Forbes selects innovators for the list’s Healthcare & Science category, written by senior contributor Yue Wang. On the list is MIT PhD candidate Yuzhe Yang, who studies AI and machine learning technologies capability to monitor and diagnose illnesses such as Parkinson's disease.

Writing for STAT, Prof. Kevin Esvelt explores how, “the immense potential benefits of biotechnology are profoundly vulnerable to misuse. A pandemic caused by a virus made from synthetic DNA — or even a lesser instance of synthetic bioterrorism — would not only generate a public health crisis but also trigger crippling restrictions on research.” Esvelt adds: “The world has too much to gain from the life sciences to continue letting just anyone obtain DNA sufficient to cause a pandemic.”

> ENTRIES PROVIDED:
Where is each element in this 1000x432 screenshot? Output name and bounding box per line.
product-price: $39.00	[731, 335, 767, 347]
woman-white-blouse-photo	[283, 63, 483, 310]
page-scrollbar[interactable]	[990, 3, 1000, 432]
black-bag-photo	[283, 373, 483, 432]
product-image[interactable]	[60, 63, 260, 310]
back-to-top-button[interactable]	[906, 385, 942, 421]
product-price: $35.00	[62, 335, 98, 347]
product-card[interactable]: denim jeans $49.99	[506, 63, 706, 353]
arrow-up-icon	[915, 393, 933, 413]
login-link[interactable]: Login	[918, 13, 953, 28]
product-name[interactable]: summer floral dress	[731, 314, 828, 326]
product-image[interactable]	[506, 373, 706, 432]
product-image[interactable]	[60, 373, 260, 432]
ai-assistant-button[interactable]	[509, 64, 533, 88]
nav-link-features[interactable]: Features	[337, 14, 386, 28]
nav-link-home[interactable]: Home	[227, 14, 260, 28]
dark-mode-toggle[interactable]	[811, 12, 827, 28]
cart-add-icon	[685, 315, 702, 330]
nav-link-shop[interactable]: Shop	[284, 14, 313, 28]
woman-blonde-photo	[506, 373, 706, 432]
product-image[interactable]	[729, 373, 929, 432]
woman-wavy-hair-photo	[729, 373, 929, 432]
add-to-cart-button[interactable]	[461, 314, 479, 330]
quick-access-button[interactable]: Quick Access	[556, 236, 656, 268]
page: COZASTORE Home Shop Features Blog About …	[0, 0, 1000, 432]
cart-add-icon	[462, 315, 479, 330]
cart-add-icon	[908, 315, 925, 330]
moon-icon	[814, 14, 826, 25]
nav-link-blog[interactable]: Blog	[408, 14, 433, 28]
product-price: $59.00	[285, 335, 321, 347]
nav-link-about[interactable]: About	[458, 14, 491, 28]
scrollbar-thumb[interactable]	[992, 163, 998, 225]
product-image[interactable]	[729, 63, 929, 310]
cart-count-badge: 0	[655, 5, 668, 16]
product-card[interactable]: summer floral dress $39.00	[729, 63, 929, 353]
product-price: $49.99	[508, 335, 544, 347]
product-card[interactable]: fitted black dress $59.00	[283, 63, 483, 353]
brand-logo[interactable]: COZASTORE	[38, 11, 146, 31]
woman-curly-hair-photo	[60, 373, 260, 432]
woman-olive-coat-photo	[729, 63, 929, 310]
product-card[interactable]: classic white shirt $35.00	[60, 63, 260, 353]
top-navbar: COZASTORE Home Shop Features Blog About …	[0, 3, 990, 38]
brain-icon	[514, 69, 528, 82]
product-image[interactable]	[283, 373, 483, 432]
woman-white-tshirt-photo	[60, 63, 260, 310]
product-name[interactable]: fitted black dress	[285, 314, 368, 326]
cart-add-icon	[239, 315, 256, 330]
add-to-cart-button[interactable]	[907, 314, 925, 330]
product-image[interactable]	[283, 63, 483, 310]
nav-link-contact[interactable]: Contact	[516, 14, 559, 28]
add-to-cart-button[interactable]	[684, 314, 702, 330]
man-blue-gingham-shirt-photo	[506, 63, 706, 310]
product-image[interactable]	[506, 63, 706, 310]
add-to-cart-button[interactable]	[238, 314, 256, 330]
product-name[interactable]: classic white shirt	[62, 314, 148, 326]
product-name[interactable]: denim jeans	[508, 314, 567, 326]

> TASKS TO CARRY OUT:
- a) From the news excerpt, extract the passage starting at "Forbes selects innovators" and ending at "as Parkinson's disease.".
- b) According to the news excerpt, which publication was Prof. Kevin Esvelt writing for?

> ANSWERS PROVIDED:
- a)
Forbes selects innovators for the list’s Healthcare & Science category, written by senior contributor Yue Wang. On the list is MIT PhD candidate Yuzhe Yang, who studies AI and machine learning technologies capability to monitor and diagnose illnesses such as Parkinson's disease.

- b) STAT